──────── Exercise text

In a retrospective of the first season in Entertainment Weekly, "Gender Bender" was rated "B−", being described as a "clever idea" that was "undermined by a bushel of burning questions". Robert Shearman, in his book Wanting to Believe: A Critical Guide to The X-Files, Millennium & The Lone Gunmen, rated "Gender Bender" one-and-a-half stars out of five, finding that it "finishes up ... entirely clichéd". Shearman felt that Bowman's direction, and the contrast between "decadent" night-life and the "restraint and denial" of the Kindred, were highlights of the episode. He also felt that it approached its themes too conservatively and tamely, leaving a "boring" end result. In his book The Nitpicker's Guide for X-Philes, author Phil Farrand has highlighted several inconsistencies in the episode, focusing on the implausible nature of the ending. Farrand cites the mention of the Kindred's pheromones containing human DNA and their use of the English language when in private as elements which seem incongruous for an alien race.

────────────────
──────── Source data

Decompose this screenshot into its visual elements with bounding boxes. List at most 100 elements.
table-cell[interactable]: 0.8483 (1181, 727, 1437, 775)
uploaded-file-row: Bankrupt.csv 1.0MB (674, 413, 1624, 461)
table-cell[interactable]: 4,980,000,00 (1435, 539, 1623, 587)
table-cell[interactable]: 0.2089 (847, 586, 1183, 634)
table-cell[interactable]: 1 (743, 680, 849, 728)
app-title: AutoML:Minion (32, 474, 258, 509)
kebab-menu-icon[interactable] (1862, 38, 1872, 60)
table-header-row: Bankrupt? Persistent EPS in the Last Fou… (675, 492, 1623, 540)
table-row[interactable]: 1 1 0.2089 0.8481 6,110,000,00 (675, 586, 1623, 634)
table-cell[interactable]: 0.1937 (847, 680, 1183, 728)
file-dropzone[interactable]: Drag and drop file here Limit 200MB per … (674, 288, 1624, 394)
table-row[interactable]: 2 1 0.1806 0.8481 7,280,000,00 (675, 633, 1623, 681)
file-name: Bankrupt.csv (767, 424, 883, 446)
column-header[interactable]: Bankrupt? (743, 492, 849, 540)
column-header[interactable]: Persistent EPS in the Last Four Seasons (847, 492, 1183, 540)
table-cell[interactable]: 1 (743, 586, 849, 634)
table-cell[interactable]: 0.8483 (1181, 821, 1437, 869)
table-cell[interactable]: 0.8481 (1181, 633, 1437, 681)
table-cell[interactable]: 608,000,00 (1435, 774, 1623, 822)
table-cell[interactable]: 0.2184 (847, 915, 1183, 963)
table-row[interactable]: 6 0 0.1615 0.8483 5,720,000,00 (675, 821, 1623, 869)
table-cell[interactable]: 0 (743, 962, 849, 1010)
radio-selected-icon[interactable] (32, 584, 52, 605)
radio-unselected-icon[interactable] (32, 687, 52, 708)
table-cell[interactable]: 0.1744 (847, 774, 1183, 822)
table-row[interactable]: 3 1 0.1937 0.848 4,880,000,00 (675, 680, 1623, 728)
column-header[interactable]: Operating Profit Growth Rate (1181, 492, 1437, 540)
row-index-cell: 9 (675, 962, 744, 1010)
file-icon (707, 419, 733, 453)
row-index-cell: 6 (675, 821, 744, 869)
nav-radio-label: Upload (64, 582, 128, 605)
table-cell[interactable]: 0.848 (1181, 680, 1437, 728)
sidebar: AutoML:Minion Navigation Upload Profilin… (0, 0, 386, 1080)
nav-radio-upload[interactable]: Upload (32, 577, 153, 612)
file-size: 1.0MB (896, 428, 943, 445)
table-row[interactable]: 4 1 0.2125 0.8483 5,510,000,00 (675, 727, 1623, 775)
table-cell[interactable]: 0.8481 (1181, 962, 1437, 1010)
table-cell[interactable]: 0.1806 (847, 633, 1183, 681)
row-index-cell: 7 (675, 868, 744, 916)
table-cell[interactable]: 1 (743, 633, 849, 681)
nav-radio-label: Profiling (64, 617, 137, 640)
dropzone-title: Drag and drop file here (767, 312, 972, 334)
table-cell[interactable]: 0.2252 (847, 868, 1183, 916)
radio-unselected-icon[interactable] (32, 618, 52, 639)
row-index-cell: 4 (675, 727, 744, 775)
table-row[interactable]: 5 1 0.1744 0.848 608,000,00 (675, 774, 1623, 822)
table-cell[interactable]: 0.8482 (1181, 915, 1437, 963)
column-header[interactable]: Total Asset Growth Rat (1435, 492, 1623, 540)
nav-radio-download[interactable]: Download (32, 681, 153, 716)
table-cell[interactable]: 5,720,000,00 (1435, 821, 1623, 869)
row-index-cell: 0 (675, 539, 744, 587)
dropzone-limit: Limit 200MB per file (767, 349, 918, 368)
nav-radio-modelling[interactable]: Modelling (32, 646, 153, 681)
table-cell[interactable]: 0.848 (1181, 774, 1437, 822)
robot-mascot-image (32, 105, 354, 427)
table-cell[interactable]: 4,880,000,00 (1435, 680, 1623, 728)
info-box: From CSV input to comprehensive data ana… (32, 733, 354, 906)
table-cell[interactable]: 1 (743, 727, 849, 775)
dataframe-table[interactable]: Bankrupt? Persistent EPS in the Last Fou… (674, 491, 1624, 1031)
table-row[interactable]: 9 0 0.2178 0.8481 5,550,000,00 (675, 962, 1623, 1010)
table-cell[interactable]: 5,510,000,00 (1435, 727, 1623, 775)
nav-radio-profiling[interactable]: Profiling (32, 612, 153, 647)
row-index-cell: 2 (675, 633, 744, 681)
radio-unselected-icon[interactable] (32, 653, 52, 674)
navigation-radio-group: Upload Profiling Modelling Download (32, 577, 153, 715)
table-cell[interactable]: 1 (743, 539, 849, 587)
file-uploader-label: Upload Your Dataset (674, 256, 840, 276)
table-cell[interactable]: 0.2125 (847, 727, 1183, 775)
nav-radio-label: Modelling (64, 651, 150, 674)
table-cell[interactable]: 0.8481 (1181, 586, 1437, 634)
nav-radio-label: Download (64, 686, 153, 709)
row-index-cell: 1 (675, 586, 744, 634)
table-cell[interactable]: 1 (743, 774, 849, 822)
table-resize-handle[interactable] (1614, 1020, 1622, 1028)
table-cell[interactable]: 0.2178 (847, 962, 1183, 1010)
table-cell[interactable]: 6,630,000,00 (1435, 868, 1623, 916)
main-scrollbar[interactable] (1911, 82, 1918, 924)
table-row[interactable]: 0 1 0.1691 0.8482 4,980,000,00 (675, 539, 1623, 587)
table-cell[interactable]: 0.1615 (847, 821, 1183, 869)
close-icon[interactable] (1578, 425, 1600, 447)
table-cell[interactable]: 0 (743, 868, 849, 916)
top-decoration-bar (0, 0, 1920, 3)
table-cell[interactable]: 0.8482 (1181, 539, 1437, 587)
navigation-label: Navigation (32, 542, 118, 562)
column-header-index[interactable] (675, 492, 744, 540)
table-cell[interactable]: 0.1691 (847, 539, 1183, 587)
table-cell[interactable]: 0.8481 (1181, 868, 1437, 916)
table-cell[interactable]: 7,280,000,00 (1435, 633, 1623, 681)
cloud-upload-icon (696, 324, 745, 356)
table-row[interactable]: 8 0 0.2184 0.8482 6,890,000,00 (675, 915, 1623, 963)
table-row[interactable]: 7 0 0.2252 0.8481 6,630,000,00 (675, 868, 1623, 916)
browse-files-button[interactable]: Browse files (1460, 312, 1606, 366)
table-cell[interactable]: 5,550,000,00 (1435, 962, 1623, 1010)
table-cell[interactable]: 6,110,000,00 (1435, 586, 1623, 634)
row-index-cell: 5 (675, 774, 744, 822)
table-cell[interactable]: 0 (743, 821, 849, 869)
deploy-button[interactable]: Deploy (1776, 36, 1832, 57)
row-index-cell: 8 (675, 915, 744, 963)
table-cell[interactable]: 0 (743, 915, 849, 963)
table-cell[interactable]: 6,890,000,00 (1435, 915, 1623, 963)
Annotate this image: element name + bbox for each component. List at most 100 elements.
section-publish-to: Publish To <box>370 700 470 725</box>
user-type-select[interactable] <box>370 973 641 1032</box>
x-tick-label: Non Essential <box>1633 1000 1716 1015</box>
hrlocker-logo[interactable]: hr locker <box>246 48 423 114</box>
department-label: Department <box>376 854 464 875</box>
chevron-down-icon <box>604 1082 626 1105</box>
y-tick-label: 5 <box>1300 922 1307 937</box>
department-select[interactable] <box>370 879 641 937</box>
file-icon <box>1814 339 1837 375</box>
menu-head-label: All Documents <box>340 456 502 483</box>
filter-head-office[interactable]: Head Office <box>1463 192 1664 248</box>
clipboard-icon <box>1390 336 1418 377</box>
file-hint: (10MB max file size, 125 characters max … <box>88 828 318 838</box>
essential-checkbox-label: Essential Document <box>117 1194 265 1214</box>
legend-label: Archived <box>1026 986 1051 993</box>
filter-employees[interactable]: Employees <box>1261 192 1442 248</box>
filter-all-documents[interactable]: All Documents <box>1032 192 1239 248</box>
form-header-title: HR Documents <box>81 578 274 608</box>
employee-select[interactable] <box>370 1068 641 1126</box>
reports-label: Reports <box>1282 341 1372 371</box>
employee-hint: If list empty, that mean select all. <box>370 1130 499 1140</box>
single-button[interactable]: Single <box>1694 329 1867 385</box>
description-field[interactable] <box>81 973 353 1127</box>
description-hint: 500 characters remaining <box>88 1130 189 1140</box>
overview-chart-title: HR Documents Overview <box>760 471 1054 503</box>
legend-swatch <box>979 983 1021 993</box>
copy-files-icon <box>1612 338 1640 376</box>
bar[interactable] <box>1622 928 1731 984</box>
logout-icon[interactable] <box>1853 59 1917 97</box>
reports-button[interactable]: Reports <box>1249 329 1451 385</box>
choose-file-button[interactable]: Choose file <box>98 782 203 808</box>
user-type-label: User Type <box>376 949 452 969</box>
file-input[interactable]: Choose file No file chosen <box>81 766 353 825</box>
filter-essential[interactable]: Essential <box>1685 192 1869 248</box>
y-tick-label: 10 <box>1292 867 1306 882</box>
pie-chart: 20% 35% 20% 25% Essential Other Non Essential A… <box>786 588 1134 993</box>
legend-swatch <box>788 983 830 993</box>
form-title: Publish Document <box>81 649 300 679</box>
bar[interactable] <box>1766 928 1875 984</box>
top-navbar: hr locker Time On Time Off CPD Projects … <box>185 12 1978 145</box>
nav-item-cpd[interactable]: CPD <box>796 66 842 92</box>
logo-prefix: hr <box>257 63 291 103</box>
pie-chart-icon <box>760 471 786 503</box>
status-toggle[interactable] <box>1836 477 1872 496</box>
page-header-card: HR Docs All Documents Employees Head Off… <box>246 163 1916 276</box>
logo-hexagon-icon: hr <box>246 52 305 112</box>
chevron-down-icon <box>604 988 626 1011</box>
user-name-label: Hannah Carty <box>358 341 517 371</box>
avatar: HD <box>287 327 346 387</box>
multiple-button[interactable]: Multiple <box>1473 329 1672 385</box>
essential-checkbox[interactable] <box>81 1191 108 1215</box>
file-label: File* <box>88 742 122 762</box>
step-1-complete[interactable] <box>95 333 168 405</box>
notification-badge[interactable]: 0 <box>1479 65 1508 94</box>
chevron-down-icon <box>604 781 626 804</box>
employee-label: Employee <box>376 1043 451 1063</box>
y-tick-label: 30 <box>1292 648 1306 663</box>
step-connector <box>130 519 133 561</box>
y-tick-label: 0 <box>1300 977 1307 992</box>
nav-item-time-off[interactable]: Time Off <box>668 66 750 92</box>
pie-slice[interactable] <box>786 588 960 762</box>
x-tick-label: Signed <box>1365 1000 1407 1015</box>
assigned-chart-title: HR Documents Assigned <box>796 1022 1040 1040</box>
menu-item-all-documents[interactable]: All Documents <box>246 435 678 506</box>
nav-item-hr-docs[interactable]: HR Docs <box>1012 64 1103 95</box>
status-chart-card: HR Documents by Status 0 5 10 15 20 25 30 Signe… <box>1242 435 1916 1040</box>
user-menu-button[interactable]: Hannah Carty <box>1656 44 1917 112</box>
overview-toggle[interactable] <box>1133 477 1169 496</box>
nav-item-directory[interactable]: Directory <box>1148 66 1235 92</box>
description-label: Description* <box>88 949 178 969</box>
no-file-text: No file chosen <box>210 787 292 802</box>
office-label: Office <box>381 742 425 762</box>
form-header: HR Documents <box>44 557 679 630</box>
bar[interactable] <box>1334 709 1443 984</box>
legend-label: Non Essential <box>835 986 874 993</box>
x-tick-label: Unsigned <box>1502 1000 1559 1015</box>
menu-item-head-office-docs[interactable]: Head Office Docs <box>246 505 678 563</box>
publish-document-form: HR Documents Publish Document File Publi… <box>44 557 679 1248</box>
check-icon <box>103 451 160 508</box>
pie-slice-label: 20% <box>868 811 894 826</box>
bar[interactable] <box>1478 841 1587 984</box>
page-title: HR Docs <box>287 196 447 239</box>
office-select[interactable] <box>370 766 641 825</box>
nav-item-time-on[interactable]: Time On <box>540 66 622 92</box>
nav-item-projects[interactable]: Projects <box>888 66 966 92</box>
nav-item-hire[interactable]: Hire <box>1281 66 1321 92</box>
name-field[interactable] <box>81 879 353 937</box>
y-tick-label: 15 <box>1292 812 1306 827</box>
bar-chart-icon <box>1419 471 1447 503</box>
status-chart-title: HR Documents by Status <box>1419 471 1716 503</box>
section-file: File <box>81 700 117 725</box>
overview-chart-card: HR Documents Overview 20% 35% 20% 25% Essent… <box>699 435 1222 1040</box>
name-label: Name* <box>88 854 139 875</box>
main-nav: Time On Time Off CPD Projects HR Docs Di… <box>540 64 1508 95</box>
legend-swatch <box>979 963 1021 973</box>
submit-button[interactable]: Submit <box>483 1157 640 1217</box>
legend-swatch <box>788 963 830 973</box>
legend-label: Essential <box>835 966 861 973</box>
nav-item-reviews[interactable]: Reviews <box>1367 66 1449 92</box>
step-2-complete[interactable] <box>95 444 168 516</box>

────────────────

• [Task prompt]:
Pick up the passage above on critics' views of the X-Files episode "Gender Bender" and carry it on past its final sentence.

• [Expected answer]:
The episode faced criticism from the crew over its ending using a deus ex machina to indicate that the Kindred may have been aliens. Producer James Wong felt that the episode's ending seemed overly abrupt and unexpected, describing it as appearing "like we tried to play a trick on the audience to make them say 'Ooh, what the heck was that?. He added that the lack of a real connection to the episode's plot meant that the revelation lost any sense of catharsis for the viewer. Morgan said that the episode "went too far. At what point do we become unbelievable?" When asked about the similarity between the Kindred and the Amish, series creator Chris Carter noted that "they [the Amish] don't watch TV, so I wasn't worried about it".